* **What you need to do**
Copy, from the entries below, each line in which the string "data" appears.

* **Material shown**
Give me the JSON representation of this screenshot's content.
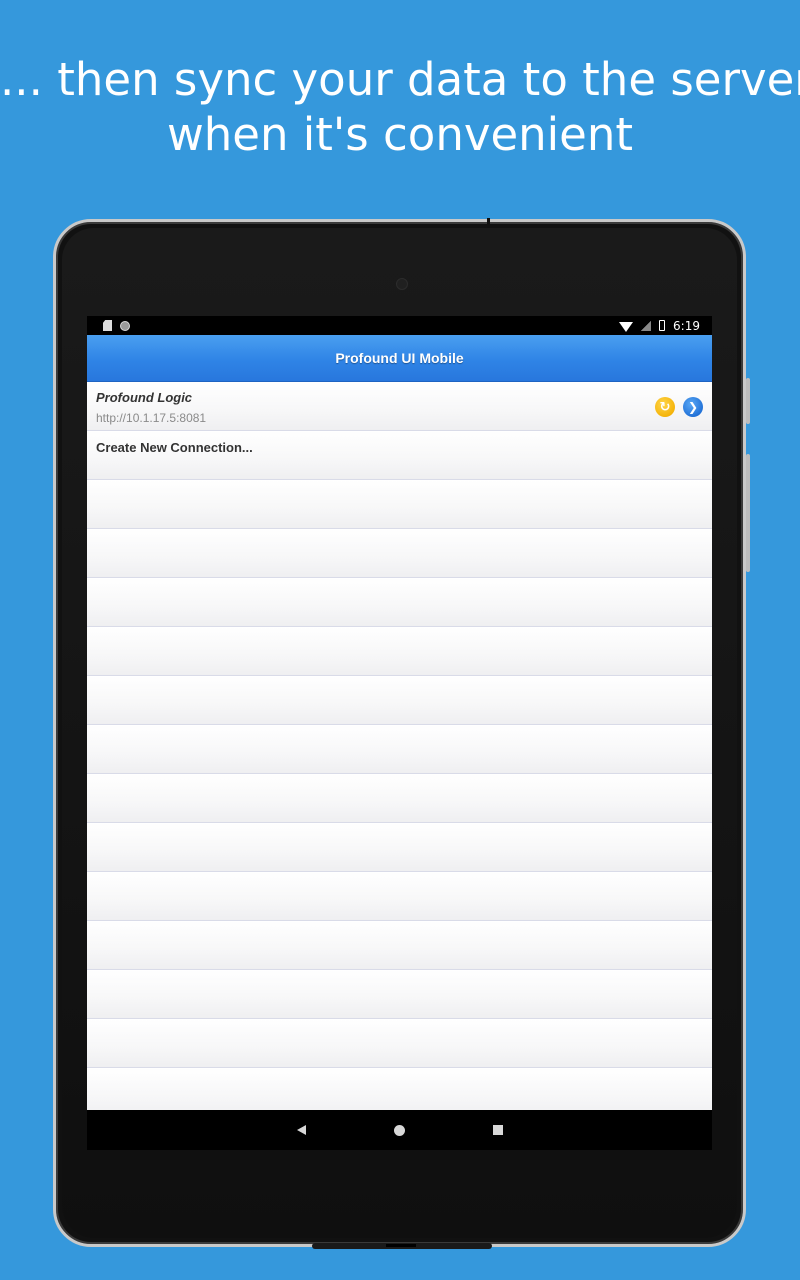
{
  "headline": {
    "line1": "... then sync your data to the server",
    "line2": "when it's convenient"
  },
  "status_bar": {
    "time": "6:19",
    "left_icons": [
      "sd-card-icon",
      "circle-notification-icon"
    ],
    "right_icons": [
      "wifi-icon",
      "signal-icon",
      "battery-icon"
    ]
  },
  "app": {
    "title": "Profound UI Mobile",
    "header_color": "#2f84e6"
  },
  "connections": [
    {
      "name": "Profound Logic",
      "url": "http://10.1.17.5:8081",
      "icons": [
        "sync-icon",
        "go-arrow-icon"
      ],
      "sync_color": "#f5b40a",
      "go_color": "#1f6fd6"
    }
  ],
  "create_label": "Create New Connection...",
  "empty_rows": 13,
  "nav": [
    "back-icon",
    "home-icon",
    "recents-icon"
  ],
  "background_color": "#3598dc"
}
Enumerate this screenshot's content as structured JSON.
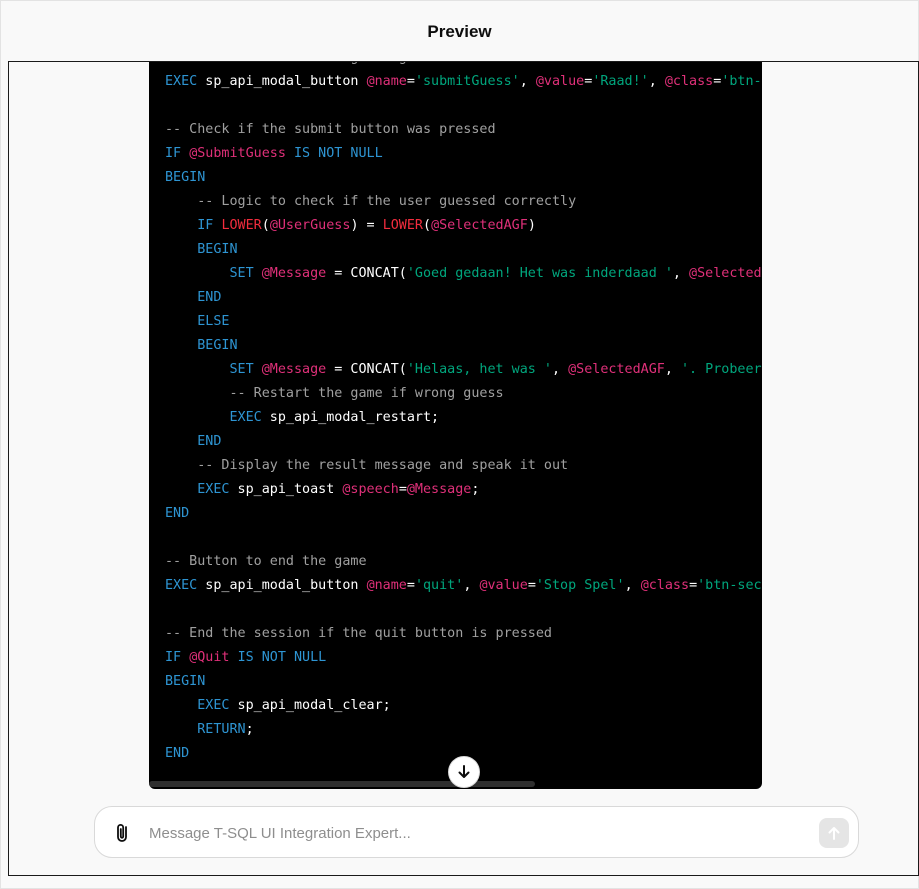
{
  "header": {
    "title": "Preview"
  },
  "code": {
    "lines": [
      [
        [
          "cm",
          "-- Button for submitting the guess"
        ]
      ],
      [
        [
          "kw",
          "EXEC"
        ],
        [
          "pl",
          " sp_api_modal_button "
        ],
        [
          "var",
          "@name"
        ],
        [
          "pl",
          "="
        ],
        [
          "str",
          "'submitGuess'"
        ],
        [
          "pl",
          ", "
        ],
        [
          "var",
          "@value"
        ],
        [
          "pl",
          "="
        ],
        [
          "str",
          "'Raad!'"
        ],
        [
          "pl",
          ", "
        ],
        [
          "var",
          "@class"
        ],
        [
          "pl",
          "="
        ],
        [
          "str",
          "'btn-primary'"
        ],
        [
          "pl",
          ";"
        ]
      ],
      [],
      [
        [
          "cm",
          "-- Check if the submit button was pressed"
        ]
      ],
      [
        [
          "kw",
          "IF"
        ],
        [
          "pl",
          " "
        ],
        [
          "var",
          "@SubmitGuess"
        ],
        [
          "pl",
          " "
        ],
        [
          "kw",
          "IS NOT NULL"
        ]
      ],
      [
        [
          "kw",
          "BEGIN"
        ]
      ],
      [
        [
          "pl",
          "    "
        ],
        [
          "cm",
          "-- Logic to check if the user guessed correctly"
        ]
      ],
      [
        [
          "pl",
          "    "
        ],
        [
          "kw",
          "IF"
        ],
        [
          "pl",
          " "
        ],
        [
          "fn",
          "LOWER"
        ],
        [
          "pl",
          "("
        ],
        [
          "var",
          "@UserGuess"
        ],
        [
          "pl",
          ") = "
        ],
        [
          "fn",
          "LOWER"
        ],
        [
          "pl",
          "("
        ],
        [
          "var",
          "@SelectedAGF"
        ],
        [
          "pl",
          ")"
        ]
      ],
      [
        [
          "pl",
          "    "
        ],
        [
          "kw",
          "BEGIN"
        ]
      ],
      [
        [
          "pl",
          "        "
        ],
        [
          "kw",
          "SET"
        ],
        [
          "pl",
          " "
        ],
        [
          "var",
          "@Message"
        ],
        [
          "pl",
          " = CONCAT("
        ],
        [
          "str",
          "'Goed gedaan! Het was inderdaad '"
        ],
        [
          "pl",
          ", "
        ],
        [
          "var",
          "@SelectedAGF"
        ],
        [
          "pl",
          ");"
        ]
      ],
      [
        [
          "pl",
          "    "
        ],
        [
          "kw",
          "END"
        ]
      ],
      [
        [
          "pl",
          "    "
        ],
        [
          "kw",
          "ELSE"
        ]
      ],
      [
        [
          "pl",
          "    "
        ],
        [
          "kw",
          "BEGIN"
        ]
      ],
      [
        [
          "pl",
          "        "
        ],
        [
          "kw",
          "SET"
        ],
        [
          "pl",
          " "
        ],
        [
          "var",
          "@Message"
        ],
        [
          "pl",
          " = CONCAT("
        ],
        [
          "str",
          "'Helaas, het was '"
        ],
        [
          "pl",
          ", "
        ],
        [
          "var",
          "@SelectedAGF"
        ],
        [
          "pl",
          ", "
        ],
        [
          "str",
          "'. Probeer het opnieuw!'"
        ],
        [
          "pl",
          ");"
        ]
      ],
      [
        [
          "pl",
          "        "
        ],
        [
          "cm",
          "-- Restart the game if wrong guess"
        ]
      ],
      [
        [
          "pl",
          "        "
        ],
        [
          "kw",
          "EXEC"
        ],
        [
          "pl",
          " sp_api_modal_restart;"
        ]
      ],
      [
        [
          "pl",
          "    "
        ],
        [
          "kw",
          "END"
        ]
      ],
      [
        [
          "pl",
          "    "
        ],
        [
          "cm",
          "-- Display the result message and speak it out"
        ]
      ],
      [
        [
          "pl",
          "    "
        ],
        [
          "kw",
          "EXEC"
        ],
        [
          "pl",
          " sp_api_toast "
        ],
        [
          "var",
          "@speech"
        ],
        [
          "pl",
          "="
        ],
        [
          "var",
          "@Message"
        ],
        [
          "pl",
          ";"
        ]
      ],
      [
        [
          "kw",
          "END"
        ]
      ],
      [],
      [
        [
          "cm",
          "-- Button to end the game"
        ]
      ],
      [
        [
          "kw",
          "EXEC"
        ],
        [
          "pl",
          " sp_api_modal_button "
        ],
        [
          "var",
          "@name"
        ],
        [
          "pl",
          "="
        ],
        [
          "str",
          "'quit'"
        ],
        [
          "pl",
          ", "
        ],
        [
          "var",
          "@value"
        ],
        [
          "pl",
          "="
        ],
        [
          "str",
          "'Stop Spel'"
        ],
        [
          "pl",
          ", "
        ],
        [
          "var",
          "@class"
        ],
        [
          "pl",
          "="
        ],
        [
          "str",
          "'btn-secondary'"
        ],
        [
          "pl",
          ";"
        ]
      ],
      [],
      [
        [
          "cm",
          "-- End the session if the quit button is pressed"
        ]
      ],
      [
        [
          "kw",
          "IF"
        ],
        [
          "pl",
          " "
        ],
        [
          "var",
          "@Quit"
        ],
        [
          "pl",
          " "
        ],
        [
          "kw",
          "IS NOT NULL"
        ]
      ],
      [
        [
          "kw",
          "BEGIN"
        ]
      ],
      [
        [
          "pl",
          "    "
        ],
        [
          "kw",
          "EXEC"
        ],
        [
          "pl",
          " sp_api_modal_clear;"
        ]
      ],
      [
        [
          "pl",
          "    "
        ],
        [
          "kw",
          "RETURN"
        ],
        [
          "pl",
          ";"
        ]
      ],
      [
        [
          "kw",
          "END"
        ]
      ]
    ]
  },
  "composer": {
    "placeholder": "Message T-SQL UI Integration Expert...",
    "value": ""
  },
  "icons": {
    "attach": "paperclip-icon",
    "send": "arrow-up-icon",
    "scroll_down": "arrow-down-icon"
  },
  "colors": {
    "keyword": "#2e95d3",
    "variable": "#df3079",
    "string": "#00a67d",
    "function": "#f22c3d",
    "comment": "#a0a0a0",
    "code_background": "#000000"
  }
}
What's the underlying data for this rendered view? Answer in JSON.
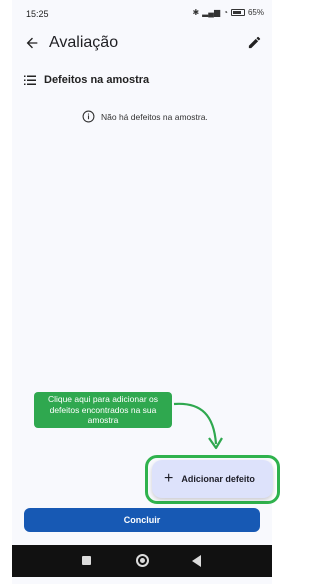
{
  "status_bar": {
    "time": "15:25",
    "battery": "65%"
  },
  "app_bar": {
    "title": "Avaliação",
    "back_icon": "arrow-left-icon",
    "edit_icon": "pencil-icon"
  },
  "section": {
    "title": "Defeitos na amostra",
    "icon": "list-icon"
  },
  "empty_state": {
    "icon": "info-icon",
    "text": "Não há defeitos na amostra."
  },
  "hint": {
    "text": "Clique aqui para adicionar os defeitos encontrados na sua amostra",
    "color": "#2fa84f"
  },
  "fab": {
    "icon": "plus-icon",
    "label": "Adicionar defeito",
    "background": "#dde2fb",
    "highlight_color": "#2fb24d"
  },
  "conclude": {
    "label": "Concluir",
    "color": "#1759b4"
  },
  "nav_bar": {
    "recent_icon": "square-icon",
    "home_icon": "circle-icon",
    "back_icon": "triangle-back-icon"
  }
}
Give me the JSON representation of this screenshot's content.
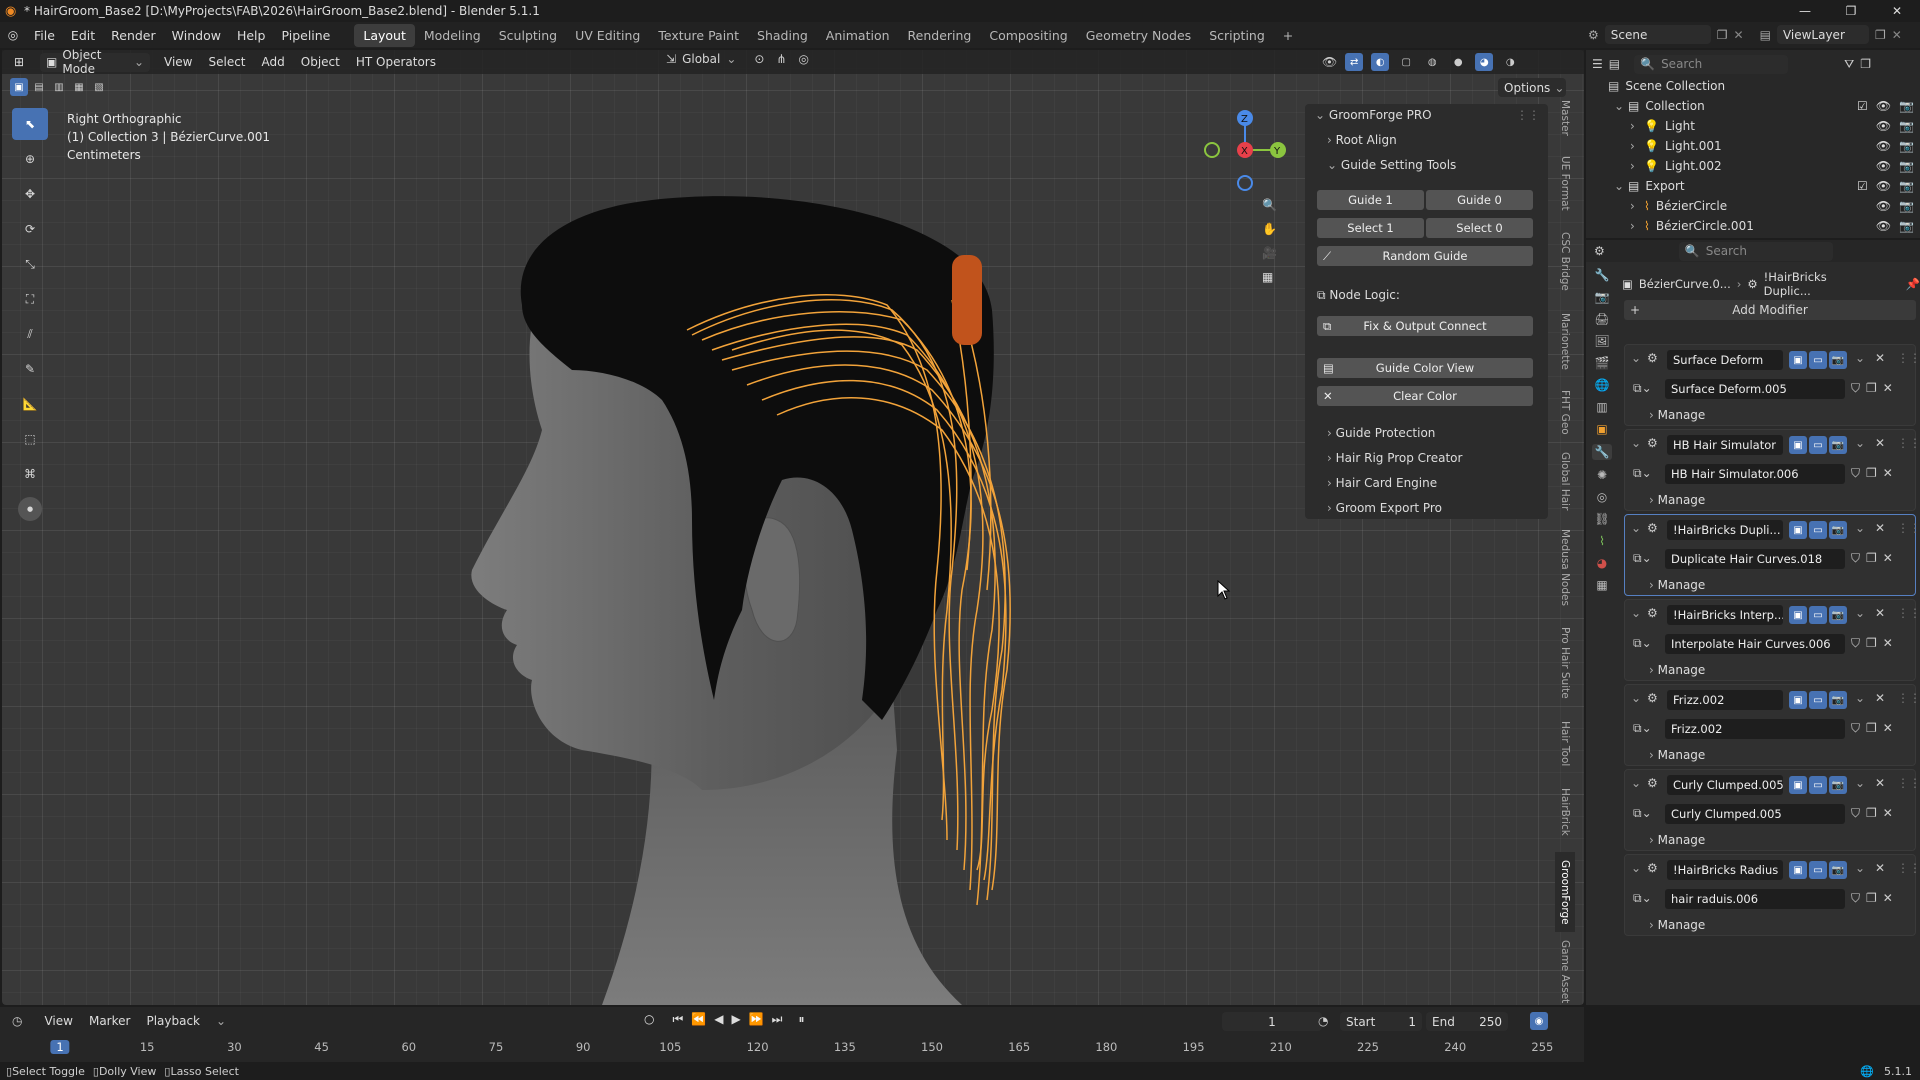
{
  "window": {
    "title": "* HairGroom_Base2 [D:\\MyProjects\\FAB\\2026\\HairGroom_Base2.blend] - Blender 5.1.1"
  },
  "topbar": {
    "menus": [
      "File",
      "Edit",
      "Render",
      "Window",
      "Help",
      "Pipeline"
    ],
    "workspaces": [
      "Layout",
      "Modeling",
      "Sculpting",
      "UV Editing",
      "Texture Paint",
      "Shading",
      "Animation",
      "Rendering",
      "Compositing",
      "Geometry Nodes",
      "Scripting"
    ],
    "active_workspace": "Layout",
    "scene": "Scene",
    "view_layer": "ViewLayer"
  },
  "viewport": {
    "mode": "Object Mode",
    "menus": [
      "View",
      "Select",
      "Add",
      "Object",
      "HT Operators"
    ],
    "orientation": "Global",
    "options": "Options",
    "overlay_lines": [
      "Right Orthographic",
      "(1) Collection 3 | BézierCurve.001",
      "Centimeters"
    ]
  },
  "npanel": {
    "title": "GroomForge PRO",
    "root_align": "Root Align",
    "guide_setting_tools": "Guide Setting Tools",
    "guide1": "Guide 1",
    "guide0": "Guide 0",
    "select1": "Select 1",
    "select0": "Select 0",
    "random_guide": "Random Guide",
    "node_logic": "Node Logic:",
    "fix_output": "Fix & Output Connect",
    "guide_color_view": "Guide Color View",
    "clear_color": "Clear Color",
    "sections": [
      "Guide Protection",
      "Hair Rig Prop Creator",
      "Hair Card Engine",
      "Groom Export Pro"
    ]
  },
  "side_tabs": [
    "Master",
    "UE Format",
    "CSC Bridge",
    "Marionette",
    "FHT Geo",
    "Global Hair",
    "Medusa Nodes",
    "Pro Hair Suite",
    "Hair Tool",
    "HairBrick",
    "GroomForge",
    "Game Asset"
  ],
  "outliner": {
    "search_placeholder": "Search",
    "scene_collection": "Scene Collection",
    "rows": [
      {
        "label": "Collection",
        "kind": "collection",
        "indent": 1
      },
      {
        "label": "Light",
        "kind": "light",
        "indent": 2
      },
      {
        "label": "Light.001",
        "kind": "light",
        "indent": 2
      },
      {
        "label": "Light.002",
        "kind": "light",
        "indent": 2
      },
      {
        "label": "Export",
        "kind": "collection",
        "indent": 1
      },
      {
        "label": "BézierCircle",
        "kind": "curve",
        "indent": 2
      },
      {
        "label": "BézierCircle.001",
        "kind": "curve",
        "indent": 2
      }
    ]
  },
  "properties": {
    "search_placeholder": "Search",
    "breadcrumb_object": "BézierCurve.0...",
    "breadcrumb_modifier": "!HairBricks Duplic...",
    "add_modifier": "Add Modifier",
    "manage": "Manage",
    "modifiers": [
      {
        "name": "Surface Deform",
        "nodegroup": "Surface Deform.005",
        "selected": false
      },
      {
        "name": "HB Hair Simulator",
        "nodegroup": "HB Hair Simulator.006",
        "selected": false
      },
      {
        "name": "!HairBricks Dupli...",
        "nodegroup": "Duplicate Hair Curves.018",
        "selected": true
      },
      {
        "name": "!HairBricks Interp...",
        "nodegroup": "Interpolate Hair Curves.006",
        "selected": false
      },
      {
        "name": "Frizz.002",
        "nodegroup": "Frizz.002",
        "selected": false
      },
      {
        "name": "Curly Clumped.005",
        "nodegroup": "Curly Clumped.005",
        "selected": false
      },
      {
        "name": "!HairBricks Radius",
        "nodegroup": "hair raduis.006",
        "selected": false
      }
    ]
  },
  "timeline": {
    "menus": [
      "View",
      "Marker",
      "Playback"
    ],
    "current_frame": "1",
    "start_label": "Start",
    "start": "1",
    "end_label": "End",
    "end": "250",
    "ticks": [
      "1",
      "15",
      "30",
      "45",
      "60",
      "75",
      "90",
      "105",
      "120",
      "135",
      "150",
      "165",
      "180",
      "195",
      "210",
      "225",
      "240",
      "255"
    ]
  },
  "statusbar": {
    "items": [
      "Select Toggle",
      "Dolly View",
      "Lasso Select"
    ],
    "version": "5.1.1"
  },
  "colors": {
    "accent": "#4772b3",
    "curve_selected": "#f2a33a",
    "gizmo_x": "#e8404a",
    "gizmo_y": "#8bc53f",
    "gizmo_z": "#4a8ae8"
  }
}
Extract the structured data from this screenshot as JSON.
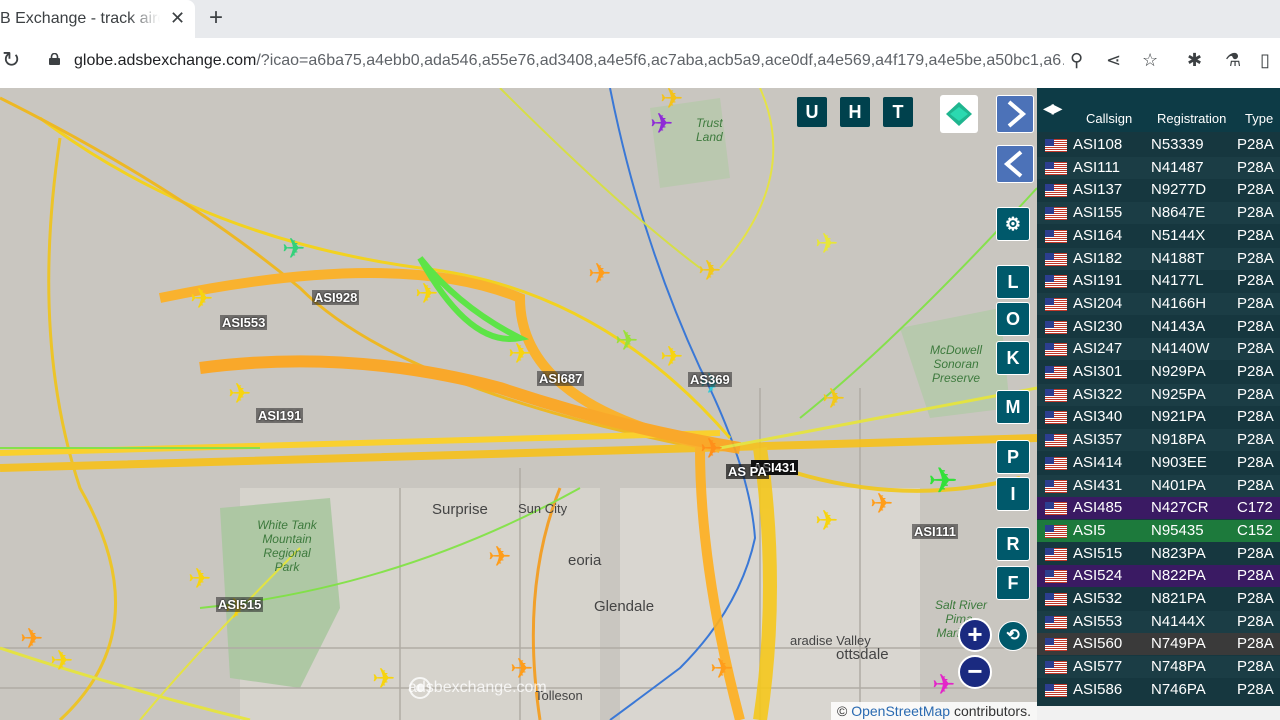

* **Task answer**
    "line1": "... then sync your data to the server",
What's the underlying data for this rendered view? Answer in JSON.
Extract the structured data from this screenshot as JSON.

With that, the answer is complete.